### Your task
Would you quote the material below in full and unchanged?

Saved data entries:
################

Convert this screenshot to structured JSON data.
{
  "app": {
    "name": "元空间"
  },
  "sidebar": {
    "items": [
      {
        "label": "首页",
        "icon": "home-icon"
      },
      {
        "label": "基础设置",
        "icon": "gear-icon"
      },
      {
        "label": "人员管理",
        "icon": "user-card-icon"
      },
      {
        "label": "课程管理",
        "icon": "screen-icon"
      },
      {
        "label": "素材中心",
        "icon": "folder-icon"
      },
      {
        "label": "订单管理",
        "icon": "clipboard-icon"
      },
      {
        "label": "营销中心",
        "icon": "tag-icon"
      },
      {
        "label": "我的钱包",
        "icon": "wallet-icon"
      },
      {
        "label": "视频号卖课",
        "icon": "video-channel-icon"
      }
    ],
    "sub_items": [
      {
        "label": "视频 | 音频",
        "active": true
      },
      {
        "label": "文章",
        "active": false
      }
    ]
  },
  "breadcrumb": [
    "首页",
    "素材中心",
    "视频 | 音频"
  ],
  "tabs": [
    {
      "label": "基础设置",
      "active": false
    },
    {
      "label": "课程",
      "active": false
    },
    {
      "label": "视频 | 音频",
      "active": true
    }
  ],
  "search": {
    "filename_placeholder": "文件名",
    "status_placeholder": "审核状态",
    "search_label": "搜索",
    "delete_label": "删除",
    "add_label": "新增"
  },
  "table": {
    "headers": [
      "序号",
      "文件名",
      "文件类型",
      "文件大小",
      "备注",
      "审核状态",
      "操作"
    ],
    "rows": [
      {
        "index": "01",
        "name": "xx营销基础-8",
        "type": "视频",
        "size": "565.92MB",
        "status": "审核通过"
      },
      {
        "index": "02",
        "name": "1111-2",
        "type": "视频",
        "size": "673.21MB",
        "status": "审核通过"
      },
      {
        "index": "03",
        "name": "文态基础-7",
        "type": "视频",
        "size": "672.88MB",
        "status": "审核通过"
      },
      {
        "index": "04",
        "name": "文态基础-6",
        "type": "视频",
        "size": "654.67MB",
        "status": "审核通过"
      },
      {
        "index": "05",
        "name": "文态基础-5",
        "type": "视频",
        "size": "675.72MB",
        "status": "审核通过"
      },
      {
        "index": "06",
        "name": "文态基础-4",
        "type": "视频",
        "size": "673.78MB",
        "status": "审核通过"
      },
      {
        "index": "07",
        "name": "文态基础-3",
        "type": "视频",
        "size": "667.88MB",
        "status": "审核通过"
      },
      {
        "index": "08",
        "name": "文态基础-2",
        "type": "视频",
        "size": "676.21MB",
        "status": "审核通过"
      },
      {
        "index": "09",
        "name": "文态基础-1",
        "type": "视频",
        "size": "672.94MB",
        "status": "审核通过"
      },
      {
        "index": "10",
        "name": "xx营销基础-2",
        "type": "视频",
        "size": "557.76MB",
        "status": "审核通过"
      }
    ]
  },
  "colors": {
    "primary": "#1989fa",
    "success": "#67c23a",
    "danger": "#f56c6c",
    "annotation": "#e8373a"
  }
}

################

### Answer to the task
Convert this screenshot to structured JSON data.
{
  "app": {
    "name": "元空间"
  },
  "sidebar": {
    "items": [
      {
        "label": "首页",
        "icon": "home-icon"
      },
      {
        "label": "基础设置",
        "icon": "gear-icon"
      },
      {
        "label": "人员管理",
        "icon": "user-card-icon"
      },
      {
        "label": "课程管理",
        "icon": "screen-icon"
      },
      {
        "label": "素材中心",
        "icon": "folder-icon"
      },
      {
        "label": "订单管理",
        "icon": "clipboard-icon"
      },
      {
        "label": "营销中心",
        "icon": "tag-icon"
      },
      {
        "label": "我的钱包",
        "icon": "wallet-icon"
      },
      {
        "label": "视频号卖课",
        "icon": "video-channel-icon"
      }
    ],
    "sub_items": [
      {
        "label": "视频 | 音频",
        "active": true
      },
      {
        "label": "文章",
        "active": false
      }
    ]
  },
  "breadcrumb": [
    "首页",
    "素材中心",
    "视频 | 音频"
  ],
  "tabs": [
    {
      "label": "基础设置",
      "active": false
    },
    {
      "label": "课程",
      "active": false
    },
    {
      "label": "视频 | 音频",
      "active": true
    }
  ],
  "search": {
    "filename_placeholder": "文件名",
    "status_placeholder": "审核状态",
    "search_label": "搜索",
    "delete_label": "删除",
    "add_label": "新增"
  },
  "table": {
    "headers": [
      "序号",
      "文件名",
      "文件类型",
      "文件大小",
      "备注",
      "审核状态",
      "操作"
    ],
    "rows": [
      {
        "index": "01",
        "name": "xx营销基础-8",
        "type": "视频",
        "size": "565.92MB",
        "status": "审核通过"
      },
      {
        "index": "02",
        "name": "1111-2",
        "type": "视频",
        "size": "673.21MB",
        "status": "审核通过"
      },
      {
        "index": "03",
        "name": "文态基础-7",
        "type": "视频",
        "size": "672.88MB",
        "status": "审核通过"
      },
      {
        "index": "04",
        "name": "文态基础-6",
        "type": "视频",
        "size": "654.67MB",
        "status": "审核通过"
      },
      {
        "index": "05",
        "name": "文态基础-5",
        "type": "视频",
        "size": "675.72MB",
        "status": "审核通过"
      },
      {
        "index": "06",
        "name": "文态基础-4",
        "type": "视频",
        "size": "673.78MB",
        "status": "审核通过"
      },
      {
        "index": "07",
        "name": "文态基础-3",
        "type": "视频",
        "size": "667.88MB",
        "status": "审核通过"
      },
      {
        "index": "08",
        "name": "文态基础-2",
        "type": "视频",
        "size": "676.21MB",
        "status": "审核通过"
      },
      {
        "index": "09",
        "name": "文态基础-1",
        "type": "视频",
        "size": "672.94MB",
        "status": "审核通过"
      },
      {
        "index": "10",
        "name": "xx营销基础-2",
        "type": "视频",
        "size": "557.76MB",
        "status": "审核通过"
      }
    ]
  },
  "colors": {
    "primary": "#1989fa",
    "success": "#67c23a",
    "danger": "#f56c6c",
    "annotation": "#e8373a"
  }
}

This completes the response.